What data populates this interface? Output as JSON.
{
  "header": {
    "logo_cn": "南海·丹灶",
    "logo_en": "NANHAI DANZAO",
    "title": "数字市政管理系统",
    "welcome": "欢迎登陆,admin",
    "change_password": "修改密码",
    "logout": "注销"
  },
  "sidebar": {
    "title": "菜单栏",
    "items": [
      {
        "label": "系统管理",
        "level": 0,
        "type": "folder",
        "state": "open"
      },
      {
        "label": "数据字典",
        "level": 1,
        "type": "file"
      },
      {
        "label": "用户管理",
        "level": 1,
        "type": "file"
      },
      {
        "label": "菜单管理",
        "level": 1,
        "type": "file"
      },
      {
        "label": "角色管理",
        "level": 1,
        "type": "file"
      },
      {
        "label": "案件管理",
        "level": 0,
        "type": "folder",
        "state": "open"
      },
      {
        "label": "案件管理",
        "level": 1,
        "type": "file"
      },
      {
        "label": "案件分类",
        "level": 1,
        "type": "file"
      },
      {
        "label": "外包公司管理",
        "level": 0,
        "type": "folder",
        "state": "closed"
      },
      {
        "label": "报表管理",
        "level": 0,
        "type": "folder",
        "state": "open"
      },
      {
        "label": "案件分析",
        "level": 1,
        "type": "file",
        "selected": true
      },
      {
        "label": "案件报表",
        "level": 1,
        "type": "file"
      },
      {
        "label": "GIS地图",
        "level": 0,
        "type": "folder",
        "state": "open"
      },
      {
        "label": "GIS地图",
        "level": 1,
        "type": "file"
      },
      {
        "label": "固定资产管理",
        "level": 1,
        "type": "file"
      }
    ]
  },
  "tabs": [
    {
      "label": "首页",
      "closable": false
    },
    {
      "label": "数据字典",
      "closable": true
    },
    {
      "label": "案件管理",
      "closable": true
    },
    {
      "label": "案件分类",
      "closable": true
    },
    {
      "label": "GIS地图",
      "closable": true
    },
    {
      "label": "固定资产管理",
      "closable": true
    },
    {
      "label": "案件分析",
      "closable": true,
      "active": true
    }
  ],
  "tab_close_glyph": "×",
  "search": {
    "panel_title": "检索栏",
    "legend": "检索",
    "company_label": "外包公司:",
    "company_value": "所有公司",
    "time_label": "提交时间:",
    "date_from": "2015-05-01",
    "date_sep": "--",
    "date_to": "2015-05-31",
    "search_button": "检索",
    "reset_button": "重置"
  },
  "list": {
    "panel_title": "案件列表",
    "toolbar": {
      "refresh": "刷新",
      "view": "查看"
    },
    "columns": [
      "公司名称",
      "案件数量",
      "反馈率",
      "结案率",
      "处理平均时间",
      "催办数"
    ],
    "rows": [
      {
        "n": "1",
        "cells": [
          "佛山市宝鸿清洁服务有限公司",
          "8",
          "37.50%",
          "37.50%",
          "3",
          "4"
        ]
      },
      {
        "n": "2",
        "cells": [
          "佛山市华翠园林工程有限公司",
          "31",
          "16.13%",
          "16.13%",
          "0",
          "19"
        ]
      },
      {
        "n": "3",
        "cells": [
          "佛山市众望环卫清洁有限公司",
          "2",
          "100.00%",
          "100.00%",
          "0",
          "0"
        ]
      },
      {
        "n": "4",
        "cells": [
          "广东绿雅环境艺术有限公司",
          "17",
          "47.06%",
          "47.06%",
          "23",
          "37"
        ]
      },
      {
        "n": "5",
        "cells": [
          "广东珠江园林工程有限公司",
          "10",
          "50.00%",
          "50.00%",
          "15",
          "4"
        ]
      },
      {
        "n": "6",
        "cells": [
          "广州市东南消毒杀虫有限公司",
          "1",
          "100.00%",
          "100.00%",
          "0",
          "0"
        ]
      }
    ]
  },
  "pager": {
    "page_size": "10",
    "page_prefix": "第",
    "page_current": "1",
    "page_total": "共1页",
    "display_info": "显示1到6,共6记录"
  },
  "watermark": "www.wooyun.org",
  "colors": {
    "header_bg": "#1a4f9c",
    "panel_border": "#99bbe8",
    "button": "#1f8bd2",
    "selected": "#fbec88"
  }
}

# # #

* [What is being asked]:
Please reproduce each line exactly as written.

* [Response to the task]:
What data populates this interface? Output as JSON.
{
  "header": {
    "logo_cn": "南海·丹灶",
    "logo_en": "NANHAI DANZAO",
    "title": "数字市政管理系统",
    "welcome": "欢迎登陆,admin",
    "change_password": "修改密码",
    "logout": "注销"
  },
  "sidebar": {
    "title": "菜单栏",
    "items": [
      {
        "label": "系统管理",
        "level": 0,
        "type": "folder",
        "state": "open"
      },
      {
        "label": "数据字典",
        "level": 1,
        "type": "file"
      },
      {
        "label": "用户管理",
        "level": 1,
        "type": "file"
      },
      {
        "label": "菜单管理",
        "level": 1,
        "type": "file"
      },
      {
        "label": "角色管理",
        "level": 1,
        "type": "file"
      },
      {
        "label": "案件管理",
        "level": 0,
        "type": "folder",
        "state": "open"
      },
      {
        "label": "案件管理",
        "level": 1,
        "type": "file"
      },
      {
        "label": "案件分类",
        "level": 1,
        "type": "file"
      },
      {
        "label": "外包公司管理",
        "level": 0,
        "type": "folder",
        "state": "closed"
      },
      {
        "label": "报表管理",
        "level": 0,
        "type": "folder",
        "state": "open"
      },
      {
        "label": "案件分析",
        "level": 1,
        "type": "file",
        "selected": true
      },
      {
        "label": "案件报表",
        "level": 1,
        "type": "file"
      },
      {
        "label": "GIS地图",
        "level": 0,
        "type": "folder",
        "state": "open"
      },
      {
        "label": "GIS地图",
        "level": 1,
        "type": "file"
      },
      {
        "label": "固定资产管理",
        "level": 1,
        "type": "file"
      }
    ]
  },
  "tabs": [
    {
      "label": "首页",
      "closable": false
    },
    {
      "label": "数据字典",
      "closable": true
    },
    {
      "label": "案件管理",
      "closable": true
    },
    {
      "label": "案件分类",
      "closable": true
    },
    {
      "label": "GIS地图",
      "closable": true
    },
    {
      "label": "固定资产管理",
      "closable": true
    },
    {
      "label": "案件分析",
      "closable": true,
      "active": true
    }
  ],
  "tab_close_glyph": "×",
  "search": {
    "panel_title": "检索栏",
    "legend": "检索",
    "company_label": "外包公司:",
    "company_value": "所有公司",
    "time_label": "提交时间:",
    "date_from": "2015-05-01",
    "date_sep": "--",
    "date_to": "2015-05-31",
    "search_button": "检索",
    "reset_button": "重置"
  },
  "list": {
    "panel_title": "案件列表",
    "toolbar": {
      "refresh": "刷新",
      "view": "查看"
    },
    "columns": [
      "公司名称",
      "案件数量",
      "反馈率",
      "结案率",
      "处理平均时间",
      "催办数"
    ],
    "rows": [
      {
        "n": "1",
        "cells": [
          "佛山市宝鸿清洁服务有限公司",
          "8",
          "37.50%",
          "37.50%",
          "3",
          "4"
        ]
      },
      {
        "n": "2",
        "cells": [
          "佛山市华翠园林工程有限公司",
          "31",
          "16.13%",
          "16.13%",
          "0",
          "19"
        ]
      },
      {
        "n": "3",
        "cells": [
          "佛山市众望环卫清洁有限公司",
          "2",
          "100.00%",
          "100.00%",
          "0",
          "0"
        ]
      },
      {
        "n": "4",
        "cells": [
          "广东绿雅环境艺术有限公司",
          "17",
          "47.06%",
          "47.06%",
          "23",
          "37"
        ]
      },
      {
        "n": "5",
        "cells": [
          "广东珠江园林工程有限公司",
          "10",
          "50.00%",
          "50.00%",
          "15",
          "4"
        ]
      },
      {
        "n": "6",
        "cells": [
          "广州市东南消毒杀虫有限公司",
          "1",
          "100.00%",
          "100.00%",
          "0",
          "0"
        ]
      }
    ]
  },
  "pager": {
    "page_size": "10",
    "page_prefix": "第",
    "page_current": "1",
    "page_total": "共1页",
    "display_info": "显示1到6,共6记录"
  },
  "watermark": "www.wooyun.org",
  "colors": {
    "header_bg": "#1a4f9c",
    "panel_border": "#99bbe8",
    "button": "#1f8bd2",
    "selected": "#fbec88"
  }
}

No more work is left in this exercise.